**Short exercise**
Below is a set of records; restate each one word for word.

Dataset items
## start

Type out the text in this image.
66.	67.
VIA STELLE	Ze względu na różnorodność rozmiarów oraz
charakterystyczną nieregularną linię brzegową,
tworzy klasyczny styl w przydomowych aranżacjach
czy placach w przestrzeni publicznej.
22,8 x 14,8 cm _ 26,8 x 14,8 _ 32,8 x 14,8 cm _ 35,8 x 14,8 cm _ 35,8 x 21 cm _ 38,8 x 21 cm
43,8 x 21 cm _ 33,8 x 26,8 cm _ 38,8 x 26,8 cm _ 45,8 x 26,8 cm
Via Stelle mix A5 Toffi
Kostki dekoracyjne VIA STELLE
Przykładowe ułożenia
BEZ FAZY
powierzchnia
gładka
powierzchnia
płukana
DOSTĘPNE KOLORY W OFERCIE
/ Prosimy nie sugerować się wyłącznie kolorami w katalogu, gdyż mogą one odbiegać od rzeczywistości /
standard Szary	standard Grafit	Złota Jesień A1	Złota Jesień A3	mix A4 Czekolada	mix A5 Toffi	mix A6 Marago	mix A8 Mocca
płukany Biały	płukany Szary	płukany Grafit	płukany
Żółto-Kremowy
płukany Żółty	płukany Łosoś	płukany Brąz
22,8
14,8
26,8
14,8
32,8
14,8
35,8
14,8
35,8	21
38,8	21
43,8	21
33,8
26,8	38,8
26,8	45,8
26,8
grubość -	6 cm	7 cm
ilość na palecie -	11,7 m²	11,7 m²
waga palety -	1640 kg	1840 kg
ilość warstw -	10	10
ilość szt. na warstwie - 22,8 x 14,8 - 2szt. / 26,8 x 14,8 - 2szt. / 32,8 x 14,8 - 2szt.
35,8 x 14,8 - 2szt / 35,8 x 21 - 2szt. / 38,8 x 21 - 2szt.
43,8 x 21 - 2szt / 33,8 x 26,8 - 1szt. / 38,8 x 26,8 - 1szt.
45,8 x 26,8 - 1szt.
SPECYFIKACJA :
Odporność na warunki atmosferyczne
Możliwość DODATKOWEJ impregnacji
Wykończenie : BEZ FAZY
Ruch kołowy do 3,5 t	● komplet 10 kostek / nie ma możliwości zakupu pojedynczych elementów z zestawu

## end

**Final result**
Type out the text in this image.
66.	67.
VIA STELLE	Ze względu na różnorodność rozmiarów oraz
charakterystyczną nieregularną linię brzegową,
tworzy klasyczny styl w przydomowych aranżacjach
czy placach w przestrzeni publicznej.
22,8 x 14,8 cm _ 26,8 x 14,8 _ 32,8 x 14,8 cm _ 35,8 x 14,8 cm _ 35,8 x 21 cm _ 38,8 x 21 cm
43,8 x 21 cm _ 33,8 x 26,8 cm _ 38,8 x 26,8 cm _ 45,8 x 26,8 cm
Via Stelle mix A5 Toffi
Kostki dekoracyjne VIA STELLE
Przykładowe ułożenia
BEZ FAZY
powierzchnia
gładka
powierzchnia
płukana
DOSTĘPNE KOLORY W OFERCIE
/ Prosimy nie sugerować się wyłącznie kolorami w katalogu, gdyż mogą one odbiegać od rzeczywistości /
standard Szary	standard Grafit	Złota Jesień A1	Złota Jesień A3	mix A4 Czekolada	mix A5 Toffi	mix A6 Marago	mix A8 Mocca
płukany Biały	płukany Szary	płukany Grafit	płukany
Żółto-Kremowy
płukany Żółty	płukany Łosoś	płukany Brąz
22,8
14,8
26,8
14,8
32,8
14,8
35,8
14,8
35,8	21
38,8	21
43,8	21
33,8
26,8	38,8
26,8	45,8
26,8
grubość -	6 cm	7 cm
ilość na palecie -	11,7 m²	11,7 m²
waga palety -	1640 kg	1840 kg
ilość warstw -	10	10
ilość szt. na warstwie - 22,8 x 14,8 - 2szt. / 26,8 x 14,8 - 2szt. / 32,8 x 14,8 - 2szt.
35,8 x 14,8 - 2szt / 35,8 x 21 - 2szt. / 38,8 x 21 - 2szt.
43,8 x 21 - 2szt / 33,8 x 26,8 - 1szt. / 38,8 x 26,8 - 1szt.
45,8 x 26,8 - 1szt.
SPECYFIKACJA :
Odporność na warunki atmosferyczne
Możliwość DODATKOWEJ impregnacji
Wykończenie : BEZ FAZY
Ruch kołowy do 3,5 t	● komplet 10 kostek / nie ma możliwości zakupu pojedynczych elementów z zestawu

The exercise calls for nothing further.